-- Begin --

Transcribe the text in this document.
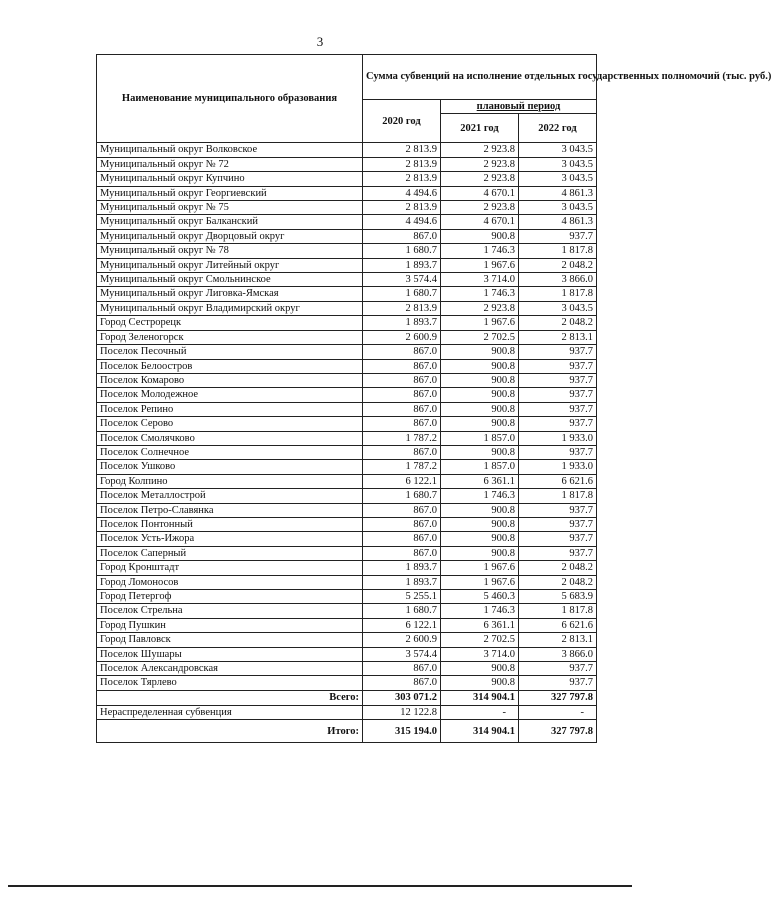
3
Наименование муниципального образования	Сумма субвенций на исполнение отдельных государственных полномочий (тыс. руб.)		
	2020 год	плановый период	
		2021 год	2022 год
Муниципальный округ Волковское	2 813.9	2 923.8	3 043.5
Муниципальный округ № 72	2 813.9	2 923.8	3 043.5
Муниципальный округ Купчино	2 813.9	2 923.8	3 043.5
Муниципальный округ Георгиевский	4 494.6	4 670.1	4 861.3
Муниципальный округ № 75	2 813.9	2 923.8	3 043.5
Муниципальный округ Балканский	4 494.6	4 670.1	4 861.3
Муниципальный округ Дворцовый округ	867.0	900.8	937.7
Муниципальный округ № 78	1 680.7	1 746.3	1 817.8
Муниципальный округ Литейный округ	1 893.7	1 967.6	2 048.2
Муниципальный округ Смольнинское	3 574.4	3 714.0	3 866.0
Муниципальный округ Лиговка-Ямская	1 680.7	1 746.3	1 817.8
Муниципальный округ Владимирский округ	2 813.9	2 923.8	3 043.5
Город Сестрорецк	1 893.7	1 967.6	2 048.2
Город Зеленогорск	2 600.9	2 702.5	2 813.1
Поселок Песочный	867.0	900.8	937.7
Поселок Белоостров	867.0	900.8	937.7
Поселок Комарово	867.0	900.8	937.7
Поселок Молодежное	867.0	900.8	937.7
Поселок Репино	867.0	900.8	937.7
Поселок Серово	867.0	900.8	937.7
Поселок Смолячково	1 787.2	1 857.0	1 933.0
Поселок Солнечное	867.0	900.8	937.7
Поселок Ушково	1 787.2	1 857.0	1 933.0
Город Колпино	6 122.1	6 361.1	6 621.6
Поселок Металлострой	1 680.7	1 746.3	1 817.8
Поселок Петро-Славянка	867.0	900.8	937.7
Поселок Понтонный	867.0	900.8	937.7
Поселок Усть-Ижора	867.0	900.8	937.7
Поселок Саперный	867.0	900.8	937.7
Город Кронштадт	1 893.7	1 967.6	2 048.2
Город Ломоносов	1 893.7	1 967.6	2 048.2
Город Петергоф	5 255.1	5 460.3	5 683.9
Поселок Стрельна	1 680.7	1 746.3	1 817.8
Город Пушкин	6 122.1	6 361.1	6 621.6
Город Павловск	2 600.9	2 702.5	2 813.1
Поселок Шушары	3 574.4	3 714.0	3 866.0
Поселок Александровская	867.0	900.8	937.7
Поселок Тярлево	867.0	900.8	937.7
Всего:	303 071.2	314 904.1	327 797.8
Нераспределенная субвенция	12 122.8	-	-
Итого:	315 194.0	314 904.1	327 797.8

-- End --

_Your goal:_ Transcribe the material exactly, leaving every picture out.

_Solution for this task:_
Transcribe the text in this document.
3
Наименование муниципального образования	Сумма субвенций на исполнение отдельных государственных полномочий (тыс. руб.)		
	2020 год	плановый период	
		2021 год	2022 год
Муниципальный округ Волковское	2 813.9	2 923.8	3 043.5
Муниципальный округ № 72	2 813.9	2 923.8	3 043.5
Муниципальный округ Купчино	2 813.9	2 923.8	3 043.5
Муниципальный округ Георгиевский	4 494.6	4 670.1	4 861.3
Муниципальный округ № 75	2 813.9	2 923.8	3 043.5
Муниципальный округ Балканский	4 494.6	4 670.1	4 861.3
Муниципальный округ Дворцовый округ	867.0	900.8	937.7
Муниципальный округ № 78	1 680.7	1 746.3	1 817.8
Муниципальный округ Литейный округ	1 893.7	1 967.6	2 048.2
Муниципальный округ Смольнинское	3 574.4	3 714.0	3 866.0
Муниципальный округ Лиговка-Ямская	1 680.7	1 746.3	1 817.8
Муниципальный округ Владимирский округ	2 813.9	2 923.8	3 043.5
Город Сестрорецк	1 893.7	1 967.6	2 048.2
Город Зеленогорск	2 600.9	2 702.5	2 813.1
Поселок Песочный	867.0	900.8	937.7
Поселок Белоостров	867.0	900.8	937.7
Поселок Комарово	867.0	900.8	937.7
Поселок Молодежное	867.0	900.8	937.7
Поселок Репино	867.0	900.8	937.7
Поселок Серово	867.0	900.8	937.7
Поселок Смолячково	1 787.2	1 857.0	1 933.0
Поселок Солнечное	867.0	900.8	937.7
Поселок Ушково	1 787.2	1 857.0	1 933.0
Город Колпино	6 122.1	6 361.1	6 621.6
Поселок Металлострой	1 680.7	1 746.3	1 817.8
Поселок Петро-Славянка	867.0	900.8	937.7
Поселок Понтонный	867.0	900.8	937.7
Поселок Усть-Ижора	867.0	900.8	937.7
Поселок Саперный	867.0	900.8	937.7
Город Кронштадт	1 893.7	1 967.6	2 048.2
Город Ломоносов	1 893.7	1 967.6	2 048.2
Город Петергоф	5 255.1	5 460.3	5 683.9
Поселок Стрельна	1 680.7	1 746.3	1 817.8
Город Пушкин	6 122.1	6 361.1	6 621.6
Город Павловск	2 600.9	2 702.5	2 813.1
Поселок Шушары	3 574.4	3 714.0	3 866.0
Поселок Александровская	867.0	900.8	937.7
Поселок Тярлево	867.0	900.8	937.7
Всего:	303 071.2	314 904.1	327 797.8
Нераспределенная субвенция	12 122.8	-	-
Итого:	315 194.0	314 904.1	327 797.8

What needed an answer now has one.